[Figure content listings]

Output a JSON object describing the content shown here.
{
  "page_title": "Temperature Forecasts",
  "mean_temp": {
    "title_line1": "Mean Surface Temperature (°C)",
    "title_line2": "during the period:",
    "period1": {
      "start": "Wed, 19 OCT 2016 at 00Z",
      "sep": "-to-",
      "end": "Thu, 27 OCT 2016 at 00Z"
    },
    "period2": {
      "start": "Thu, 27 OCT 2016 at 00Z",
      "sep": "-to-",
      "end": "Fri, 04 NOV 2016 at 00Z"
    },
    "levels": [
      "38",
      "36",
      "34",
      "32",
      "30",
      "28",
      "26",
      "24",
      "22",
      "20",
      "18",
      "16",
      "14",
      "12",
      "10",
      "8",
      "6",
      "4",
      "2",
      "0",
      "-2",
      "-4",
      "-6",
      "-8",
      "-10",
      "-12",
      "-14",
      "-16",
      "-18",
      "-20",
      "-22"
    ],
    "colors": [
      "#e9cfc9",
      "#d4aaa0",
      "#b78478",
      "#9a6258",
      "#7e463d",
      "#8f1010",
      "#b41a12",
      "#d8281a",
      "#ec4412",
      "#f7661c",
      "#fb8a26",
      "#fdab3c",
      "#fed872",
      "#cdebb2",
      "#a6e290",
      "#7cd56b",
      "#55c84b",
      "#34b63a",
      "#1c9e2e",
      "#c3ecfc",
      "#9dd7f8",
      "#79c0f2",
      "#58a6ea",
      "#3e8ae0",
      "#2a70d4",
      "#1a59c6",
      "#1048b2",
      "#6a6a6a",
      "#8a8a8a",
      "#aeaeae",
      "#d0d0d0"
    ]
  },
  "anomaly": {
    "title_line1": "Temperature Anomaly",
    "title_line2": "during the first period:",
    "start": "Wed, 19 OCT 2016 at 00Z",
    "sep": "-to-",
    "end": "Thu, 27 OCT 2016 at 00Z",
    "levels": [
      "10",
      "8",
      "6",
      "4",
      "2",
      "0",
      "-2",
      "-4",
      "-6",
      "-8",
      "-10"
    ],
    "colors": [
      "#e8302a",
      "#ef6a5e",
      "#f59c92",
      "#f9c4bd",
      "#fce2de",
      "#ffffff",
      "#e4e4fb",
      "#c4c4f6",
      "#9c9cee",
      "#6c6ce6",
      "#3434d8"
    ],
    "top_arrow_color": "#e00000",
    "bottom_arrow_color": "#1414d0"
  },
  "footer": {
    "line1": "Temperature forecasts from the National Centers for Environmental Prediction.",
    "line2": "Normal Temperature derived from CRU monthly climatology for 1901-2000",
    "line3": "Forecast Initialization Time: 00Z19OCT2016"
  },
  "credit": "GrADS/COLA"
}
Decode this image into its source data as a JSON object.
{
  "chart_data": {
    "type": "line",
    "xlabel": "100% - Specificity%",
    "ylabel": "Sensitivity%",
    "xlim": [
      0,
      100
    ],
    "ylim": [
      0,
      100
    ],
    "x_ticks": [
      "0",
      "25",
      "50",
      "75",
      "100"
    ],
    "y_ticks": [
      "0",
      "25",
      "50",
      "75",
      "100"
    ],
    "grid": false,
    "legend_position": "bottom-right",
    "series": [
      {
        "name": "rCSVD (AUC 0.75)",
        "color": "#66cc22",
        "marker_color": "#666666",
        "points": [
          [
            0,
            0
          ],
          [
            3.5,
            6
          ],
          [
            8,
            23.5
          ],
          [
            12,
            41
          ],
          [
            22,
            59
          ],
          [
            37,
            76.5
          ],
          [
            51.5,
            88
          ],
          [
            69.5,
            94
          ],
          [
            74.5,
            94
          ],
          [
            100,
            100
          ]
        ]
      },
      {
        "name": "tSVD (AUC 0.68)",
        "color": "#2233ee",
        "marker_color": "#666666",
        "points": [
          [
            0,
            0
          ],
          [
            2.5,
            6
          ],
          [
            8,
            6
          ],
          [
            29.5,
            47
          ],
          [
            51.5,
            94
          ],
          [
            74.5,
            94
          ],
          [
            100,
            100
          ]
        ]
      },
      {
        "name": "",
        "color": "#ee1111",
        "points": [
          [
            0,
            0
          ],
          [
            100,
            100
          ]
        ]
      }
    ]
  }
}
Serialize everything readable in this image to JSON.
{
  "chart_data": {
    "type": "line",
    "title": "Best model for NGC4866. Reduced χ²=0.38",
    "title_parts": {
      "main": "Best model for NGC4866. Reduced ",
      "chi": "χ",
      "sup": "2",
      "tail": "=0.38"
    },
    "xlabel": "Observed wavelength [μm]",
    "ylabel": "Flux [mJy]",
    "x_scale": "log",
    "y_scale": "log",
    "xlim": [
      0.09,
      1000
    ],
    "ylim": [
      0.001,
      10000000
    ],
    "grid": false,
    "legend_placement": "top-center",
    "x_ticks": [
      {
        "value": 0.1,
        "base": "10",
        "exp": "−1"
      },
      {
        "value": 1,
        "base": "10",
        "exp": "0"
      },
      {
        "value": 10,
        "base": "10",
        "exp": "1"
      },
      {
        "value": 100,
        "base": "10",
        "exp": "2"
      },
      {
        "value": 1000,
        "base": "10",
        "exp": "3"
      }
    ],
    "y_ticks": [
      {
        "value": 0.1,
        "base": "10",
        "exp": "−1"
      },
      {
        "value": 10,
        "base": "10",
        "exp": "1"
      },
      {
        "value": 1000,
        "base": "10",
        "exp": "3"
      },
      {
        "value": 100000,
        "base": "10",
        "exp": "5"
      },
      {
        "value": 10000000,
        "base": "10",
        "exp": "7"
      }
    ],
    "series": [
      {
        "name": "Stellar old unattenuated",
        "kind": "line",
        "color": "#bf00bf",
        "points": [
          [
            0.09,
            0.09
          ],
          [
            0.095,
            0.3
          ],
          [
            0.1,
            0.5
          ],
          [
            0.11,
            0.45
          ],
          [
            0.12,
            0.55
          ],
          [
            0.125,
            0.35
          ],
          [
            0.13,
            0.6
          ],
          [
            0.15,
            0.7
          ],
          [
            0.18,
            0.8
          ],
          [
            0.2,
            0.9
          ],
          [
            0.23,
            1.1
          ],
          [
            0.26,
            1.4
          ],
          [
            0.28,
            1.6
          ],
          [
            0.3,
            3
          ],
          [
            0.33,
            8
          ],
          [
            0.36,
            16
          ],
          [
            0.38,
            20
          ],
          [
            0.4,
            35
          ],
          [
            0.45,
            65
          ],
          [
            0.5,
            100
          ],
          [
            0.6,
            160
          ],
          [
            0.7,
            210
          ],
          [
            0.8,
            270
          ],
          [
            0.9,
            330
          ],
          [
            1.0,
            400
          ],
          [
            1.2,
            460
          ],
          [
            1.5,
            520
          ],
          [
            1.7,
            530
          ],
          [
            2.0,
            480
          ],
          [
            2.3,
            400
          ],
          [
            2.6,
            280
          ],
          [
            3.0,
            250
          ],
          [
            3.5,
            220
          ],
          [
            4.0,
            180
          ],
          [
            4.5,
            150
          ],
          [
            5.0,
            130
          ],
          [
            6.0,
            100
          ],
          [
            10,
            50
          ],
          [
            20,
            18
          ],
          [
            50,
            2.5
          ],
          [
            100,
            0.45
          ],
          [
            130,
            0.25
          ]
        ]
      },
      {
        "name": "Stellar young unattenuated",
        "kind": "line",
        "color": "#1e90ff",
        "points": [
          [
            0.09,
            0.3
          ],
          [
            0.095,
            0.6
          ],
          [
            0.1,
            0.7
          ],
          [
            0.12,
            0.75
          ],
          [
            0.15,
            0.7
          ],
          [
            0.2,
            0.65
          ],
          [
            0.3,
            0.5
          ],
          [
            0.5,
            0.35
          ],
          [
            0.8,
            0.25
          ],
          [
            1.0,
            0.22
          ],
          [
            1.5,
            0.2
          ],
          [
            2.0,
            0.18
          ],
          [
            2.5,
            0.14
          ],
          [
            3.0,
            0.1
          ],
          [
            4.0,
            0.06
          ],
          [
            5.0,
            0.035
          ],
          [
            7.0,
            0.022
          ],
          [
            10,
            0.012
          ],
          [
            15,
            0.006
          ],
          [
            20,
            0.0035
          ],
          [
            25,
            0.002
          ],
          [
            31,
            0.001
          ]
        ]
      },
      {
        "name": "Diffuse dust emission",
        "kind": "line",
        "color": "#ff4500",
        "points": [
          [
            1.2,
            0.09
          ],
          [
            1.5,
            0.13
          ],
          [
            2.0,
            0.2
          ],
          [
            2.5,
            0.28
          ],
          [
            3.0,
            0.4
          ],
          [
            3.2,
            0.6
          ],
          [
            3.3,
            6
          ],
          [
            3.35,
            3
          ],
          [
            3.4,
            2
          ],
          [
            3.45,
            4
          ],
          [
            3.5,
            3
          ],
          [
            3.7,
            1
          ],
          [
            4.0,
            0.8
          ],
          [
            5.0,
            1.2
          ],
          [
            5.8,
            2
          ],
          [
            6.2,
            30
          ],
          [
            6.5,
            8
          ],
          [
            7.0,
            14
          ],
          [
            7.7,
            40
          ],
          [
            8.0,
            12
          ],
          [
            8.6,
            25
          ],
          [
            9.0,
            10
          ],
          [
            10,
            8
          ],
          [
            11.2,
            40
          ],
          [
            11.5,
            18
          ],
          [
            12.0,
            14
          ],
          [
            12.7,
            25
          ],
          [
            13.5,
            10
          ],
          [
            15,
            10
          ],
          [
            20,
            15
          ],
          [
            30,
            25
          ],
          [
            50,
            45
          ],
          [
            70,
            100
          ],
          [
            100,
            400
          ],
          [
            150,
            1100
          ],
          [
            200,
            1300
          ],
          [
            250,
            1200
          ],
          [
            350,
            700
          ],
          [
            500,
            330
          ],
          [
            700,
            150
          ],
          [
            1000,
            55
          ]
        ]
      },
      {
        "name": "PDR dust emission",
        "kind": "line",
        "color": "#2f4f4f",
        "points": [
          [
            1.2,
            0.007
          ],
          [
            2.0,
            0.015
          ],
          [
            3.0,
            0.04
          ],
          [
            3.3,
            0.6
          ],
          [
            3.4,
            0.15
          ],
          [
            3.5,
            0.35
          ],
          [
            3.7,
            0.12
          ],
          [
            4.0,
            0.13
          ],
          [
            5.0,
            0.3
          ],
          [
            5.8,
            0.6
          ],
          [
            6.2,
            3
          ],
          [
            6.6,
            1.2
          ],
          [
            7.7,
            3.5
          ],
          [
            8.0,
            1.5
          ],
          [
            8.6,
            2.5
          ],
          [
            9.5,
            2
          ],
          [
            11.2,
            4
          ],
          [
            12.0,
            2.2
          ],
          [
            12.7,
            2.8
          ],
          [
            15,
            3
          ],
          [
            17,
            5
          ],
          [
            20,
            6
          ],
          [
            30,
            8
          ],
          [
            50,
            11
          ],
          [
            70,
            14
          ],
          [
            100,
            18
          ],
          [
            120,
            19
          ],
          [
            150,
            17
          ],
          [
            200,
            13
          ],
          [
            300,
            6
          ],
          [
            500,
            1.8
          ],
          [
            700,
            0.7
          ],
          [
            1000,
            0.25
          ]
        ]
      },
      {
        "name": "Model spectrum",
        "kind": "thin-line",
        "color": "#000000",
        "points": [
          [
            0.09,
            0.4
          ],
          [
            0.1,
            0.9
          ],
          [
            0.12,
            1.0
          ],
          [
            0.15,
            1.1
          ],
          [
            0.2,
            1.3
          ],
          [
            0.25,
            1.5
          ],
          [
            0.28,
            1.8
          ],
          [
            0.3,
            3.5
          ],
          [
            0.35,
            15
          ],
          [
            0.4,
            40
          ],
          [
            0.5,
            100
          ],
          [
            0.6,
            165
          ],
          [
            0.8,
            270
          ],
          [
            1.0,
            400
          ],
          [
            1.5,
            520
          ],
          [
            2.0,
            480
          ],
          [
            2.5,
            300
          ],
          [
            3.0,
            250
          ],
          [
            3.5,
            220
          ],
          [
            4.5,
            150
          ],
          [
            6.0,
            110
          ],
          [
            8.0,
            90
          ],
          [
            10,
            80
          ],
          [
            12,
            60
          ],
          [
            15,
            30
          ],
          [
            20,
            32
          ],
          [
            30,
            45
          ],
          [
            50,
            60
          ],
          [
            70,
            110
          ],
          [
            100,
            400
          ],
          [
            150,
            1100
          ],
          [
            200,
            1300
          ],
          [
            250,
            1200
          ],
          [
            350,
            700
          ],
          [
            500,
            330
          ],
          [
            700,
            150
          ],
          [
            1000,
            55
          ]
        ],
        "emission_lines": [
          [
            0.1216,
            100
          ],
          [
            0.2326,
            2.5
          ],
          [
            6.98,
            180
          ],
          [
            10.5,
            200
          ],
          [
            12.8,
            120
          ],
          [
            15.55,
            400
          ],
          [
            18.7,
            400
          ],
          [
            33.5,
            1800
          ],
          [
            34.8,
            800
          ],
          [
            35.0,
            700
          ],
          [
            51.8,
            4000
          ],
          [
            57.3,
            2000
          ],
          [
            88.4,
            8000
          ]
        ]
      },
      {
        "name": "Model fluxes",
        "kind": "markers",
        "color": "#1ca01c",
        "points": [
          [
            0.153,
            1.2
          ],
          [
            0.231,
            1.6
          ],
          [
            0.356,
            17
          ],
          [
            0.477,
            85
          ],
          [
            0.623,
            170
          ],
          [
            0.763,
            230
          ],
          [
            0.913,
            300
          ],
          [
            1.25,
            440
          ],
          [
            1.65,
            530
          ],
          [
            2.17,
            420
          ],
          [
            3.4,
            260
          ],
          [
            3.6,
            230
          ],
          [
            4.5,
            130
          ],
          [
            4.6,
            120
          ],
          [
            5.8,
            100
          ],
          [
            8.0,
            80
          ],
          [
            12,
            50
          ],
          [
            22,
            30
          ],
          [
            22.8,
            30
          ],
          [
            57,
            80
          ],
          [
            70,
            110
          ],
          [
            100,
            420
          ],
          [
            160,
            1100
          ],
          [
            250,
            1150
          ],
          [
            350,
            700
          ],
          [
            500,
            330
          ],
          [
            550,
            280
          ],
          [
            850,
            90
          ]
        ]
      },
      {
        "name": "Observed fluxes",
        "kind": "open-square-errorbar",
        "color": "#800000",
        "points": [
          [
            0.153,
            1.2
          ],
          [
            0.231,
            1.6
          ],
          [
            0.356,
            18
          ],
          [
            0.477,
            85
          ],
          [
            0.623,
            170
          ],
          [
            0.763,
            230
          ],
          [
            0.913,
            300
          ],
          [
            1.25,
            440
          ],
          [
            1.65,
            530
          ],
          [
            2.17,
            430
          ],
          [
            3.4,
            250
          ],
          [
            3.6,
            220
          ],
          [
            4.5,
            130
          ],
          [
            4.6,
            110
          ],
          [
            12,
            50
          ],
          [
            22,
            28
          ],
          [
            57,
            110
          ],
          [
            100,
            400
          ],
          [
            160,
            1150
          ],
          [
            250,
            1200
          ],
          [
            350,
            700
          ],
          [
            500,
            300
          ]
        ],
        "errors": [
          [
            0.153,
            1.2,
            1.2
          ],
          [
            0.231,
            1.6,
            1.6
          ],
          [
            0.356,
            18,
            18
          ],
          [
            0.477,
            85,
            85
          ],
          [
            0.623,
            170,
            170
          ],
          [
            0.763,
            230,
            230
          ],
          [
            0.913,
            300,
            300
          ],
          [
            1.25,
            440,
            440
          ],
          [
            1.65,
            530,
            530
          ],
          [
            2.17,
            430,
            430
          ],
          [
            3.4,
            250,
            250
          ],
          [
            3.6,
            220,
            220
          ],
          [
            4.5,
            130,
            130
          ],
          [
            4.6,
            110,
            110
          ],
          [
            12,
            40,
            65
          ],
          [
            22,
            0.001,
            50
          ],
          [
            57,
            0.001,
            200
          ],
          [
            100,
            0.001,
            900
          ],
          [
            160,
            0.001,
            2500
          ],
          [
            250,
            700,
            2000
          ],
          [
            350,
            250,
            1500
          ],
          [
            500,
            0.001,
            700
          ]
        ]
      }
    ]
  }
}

> **Stated goal**: Reply with only the number of lines in the entries that contain the word "ylabel".

> **Solution for this task**: 2